Requirements: Return the data below line for line without any changes, but omit the picture markers.

Given information:
[Begin]
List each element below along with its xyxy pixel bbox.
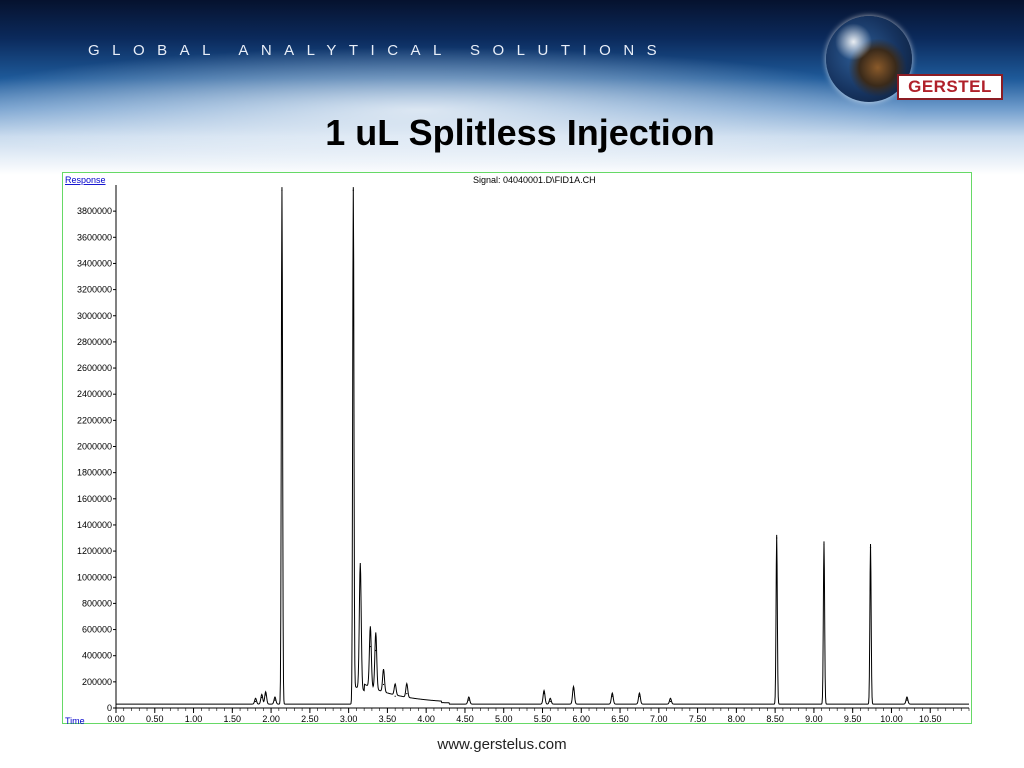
x-tick-label: 5.50 [534,714,552,724]
x-axis-label: Time [65,716,85,725]
peak-point [611,695,613,697]
y-tick-label: 200000 [82,677,112,687]
x-tick-label: 3.50 [379,714,397,724]
y-tick-label: 3800000 [77,206,112,216]
x-tick-label: 2.00 [262,714,280,724]
peak-point [375,649,377,652]
chart-title: Signal: 04040001.D\FID1A.CH [473,175,596,185]
y-tick-label: 3400000 [77,258,112,268]
x-tick-label: 2.50 [301,714,319,724]
slide-title: 1 uL Splitless Injection [325,112,715,153]
x-tick-label: 7.50 [689,714,707,724]
x-tick-label: 9.00 [805,714,823,724]
y-tick-label: 1400000 [77,520,112,530]
y-tick-label: 1600000 [77,494,112,504]
x-tick-label: 10.00 [880,714,903,724]
y-tick-label: 3000000 [77,311,112,321]
peak-point [254,700,257,703]
peak-point [468,699,470,701]
signal-trace-group [116,187,969,705]
y-tick-label: 600000 [82,625,112,635]
peak-point [823,543,825,546]
signal-trace-line [116,187,969,705]
peak-point [281,189,283,191]
y-axis-label: Response [65,175,106,185]
peak-point [669,700,672,703]
y-tick-label: 1800000 [77,468,112,478]
x-tick-label: 9.50 [844,714,862,724]
chromatogram-chart: Response Time Signal: 04040001.D\FID1A.C… [62,172,972,725]
x-tick-label: 6.00 [573,714,591,724]
peak-point [359,580,361,582]
y-tick-label: 2800000 [77,337,112,347]
y-tick-label: 2200000 [77,415,112,425]
x-tick-label: 4.00 [417,714,435,724]
peak-point [906,699,908,701]
y-tick-label: 2000000 [77,442,112,452]
x-tick-label: 6.50 [611,714,629,724]
y-tick-label: 400000 [82,651,112,661]
header-tagline: GLOBAL ANALYTICAL SOLUTIONS [88,42,670,59]
chromatogram-svg: Response Time Signal: 04040001.D\FID1A.C… [65,175,970,725]
x-tick-label: 0.00 [107,714,125,724]
x-tick-label: 7.00 [650,714,668,724]
peak-point [274,699,276,701]
x-tick-label: 1.00 [185,714,203,724]
peak-point [543,693,545,695]
peak-point [572,689,575,691]
y-tick-label: 1200000 [77,546,112,556]
x-tick-label: 5.00 [495,714,513,724]
x-tick-label: 3.00 [340,714,358,724]
y-tick-label: 800000 [82,598,112,608]
peak-point [776,537,778,539]
peak-point [261,696,263,699]
peak-point [394,695,396,697]
y-tick-label: 2400000 [77,389,112,399]
x-tick-label: 4.50 [456,714,474,724]
peak-point [369,645,371,648]
y-tick-label: 2600000 [77,363,112,373]
x-tick-label: 0.50 [146,714,164,724]
chart-axes: 0 200000 400000 600000 800000 1000000 1200000 1… [77,185,970,724]
y-tick-label: 0 [107,703,112,713]
x-tick-label: 1.50 [224,714,242,724]
x-tick-label: 8.50 [766,714,784,724]
peak-point [549,700,551,703]
y-tick-label: 1000000 [77,572,112,582]
peak-point [638,695,641,697]
peak-point [382,683,385,686]
peak-point [352,189,354,191]
peak-point [869,546,872,548]
footer-url: www.gerstelus.com [437,736,567,753]
gerstel-logo-text: GERSTEL [908,77,992,96]
gerstel-logo: GERSTEL [897,74,1003,100]
peak-point [265,694,267,696]
y-tick-label: 3600000 [77,232,112,242]
x-tick-label: 10.50 [919,714,942,724]
y-tick-label: 3200000 [77,285,112,295]
x-tick-label: 8.00 [728,714,746,724]
peak-point [406,693,408,695]
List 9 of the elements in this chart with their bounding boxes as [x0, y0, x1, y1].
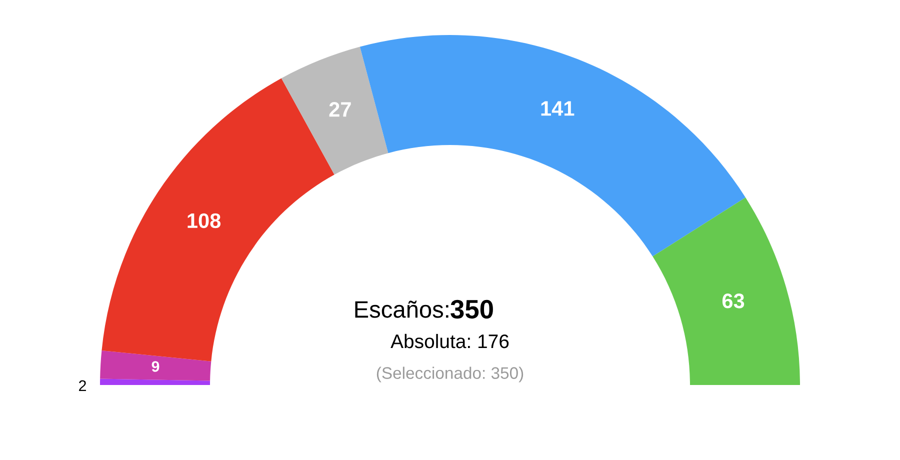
data-label: 108 — [188, 213, 221, 228]
data-label: 2 — [79, 380, 86, 391]
data-label: 27 — [329, 102, 351, 117]
data-label: 63 — [722, 294, 744, 308]
text: (Seleccionado: 350) — [376, 366, 524, 382]
text: Escaños:350 — [355, 300, 493, 319]
text: Absoluta: 176 — [390, 334, 509, 348]
data-label: 9 — [152, 361, 160, 372]
data-label: 141 — [541, 101, 574, 116]
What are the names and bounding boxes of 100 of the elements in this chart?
[End]
Output:
List each element below along with its xyxy pixel bbox.
x-tick-label: 5.50 [534,714,552,724]
x-axis-label: Time [65,716,85,725]
peak-point [611,695,613,697]
y-tick-label: 200000 [82,677,112,687]
x-tick-label: 3.50 [379,714,397,724]
y-tick-label: 3800000 [77,206,112,216]
x-tick-label: 2.00 [262,714,280,724]
peak-point [375,649,377,652]
chart-title: Signal: 04040001.D\FID1A.CH [473,175,596,185]
y-tick-label: 3400000 [77,258,112,268]
x-tick-label: 2.50 [301,714,319,724]
slide-title: 1 uL Splitless Injection [325,112,715,153]
x-tick-label: 7.50 [689,714,707,724]
x-tick-label: 9.00 [805,714,823,724]
y-tick-label: 1400000 [77,520,112,530]
y-tick-label: 1600000 [77,494,112,504]
x-tick-label: 10.00 [880,714,903,724]
y-tick-label: 3000000 [77,311,112,321]
peak-point [254,700,257,703]
peak-point [468,699,470,701]
signal-trace-group [116,187,969,705]
y-tick-label: 600000 [82,625,112,635]
peak-point [823,543,825,546]
signal-trace-line [116,187,969,705]
peak-point [281,189,283,191]
y-axis-label: Response [65,175,106,185]
peak-point [669,700,672,703]
y-tick-label: 1800000 [77,468,112,478]
x-tick-label: 9.50 [844,714,862,724]
chromatogram-chart: Response Time Signal: 04040001.D\FID1A.C… [62,172,972,725]
x-tick-label: 6.00 [573,714,591,724]
peak-point [359,580,361,582]
y-tick-label: 2800000 [77,337,112,347]
y-tick-label: 2200000 [77,415,112,425]
x-tick-label: 4.00 [417,714,435,724]
peak-point [906,699,908,701]
y-tick-label: 2000000 [77,442,112,452]
x-tick-label: 6.50 [611,714,629,724]
y-tick-label: 400000 [82,651,112,661]
header-tagline: GLOBAL ANALYTICAL SOLUTIONS [88,42,670,59]
chromatogram-svg: Response Time Signal: 04040001.D\FID1A.C… [65,175,970,725]
x-tick-label: 0.00 [107,714,125,724]
x-tick-label: 7.00 [650,714,668,724]
peak-point [274,699,276,701]
x-tick-label: 1.00 [185,714,203,724]
peak-point [543,693,545,695]
peak-point [572,689,575,691]
y-tick-label: 1200000 [77,546,112,556]
x-tick-label: 5.00 [495,714,513,724]
x-tick-label: 3.00 [340,714,358,724]
y-tick-label: 800000 [82,598,112,608]
peak-point [776,537,778,539]
peak-point [261,696,263,699]
peak-point [394,695,396,697]
y-tick-label: 2400000 [77,389,112,399]
x-tick-label: 4.50 [456,714,474,724]
peak-point [369,645,371,648]
y-tick-label: 2600000 [77,363,112,373]
x-tick-label: 0.50 [146,714,164,724]
chart-axes: 0 200000 400000 600000 800000 1000000 1200000 1… [77,185,970,724]
y-tick-label: 0 [107,703,112,713]
x-tick-label: 1.50 [224,714,242,724]
x-tick-label: 8.50 [766,714,784,724]
peak-point [549,700,551,703]
y-tick-label: 1000000 [77,572,112,582]
peak-point [638,695,641,697]
peak-point [382,683,385,686]
peak-point [352,189,354,191]
peak-point [869,546,872,548]
footer-url: www.gerstelus.com [437,736,567,753]
gerstel-logo-text: GERSTEL [908,77,992,96]
gerstel-logo: GERSTEL [897,74,1003,100]
peak-point [265,694,267,696]
y-tick-label: 3600000 [77,232,112,242]
x-tick-label: 10.50 [919,714,942,724]
y-tick-label: 3200000 [77,285,112,295]
x-tick-label: 8.00 [728,714,746,724]
peak-point [406,693,408,695]
List 9 of the elements in this chart with their bounding boxes as [x0, y0, x1, y1].
data-label: 108 — [188, 213, 221, 228]
data-label: 2 — [79, 380, 86, 391]
data-label: 27 — [329, 102, 351, 117]
data-label: 63 — [722, 294, 744, 308]
text: (Seleccionado: 350) — [376, 366, 524, 382]
text: Escaños:350 — [355, 300, 493, 319]
text: Absoluta: 176 — [390, 334, 509, 348]
data-label: 9 — [152, 361, 160, 372]
data-label: 141 — [541, 101, 574, 116]
What are the names and bounding boxes of 100 of the elements in this chart?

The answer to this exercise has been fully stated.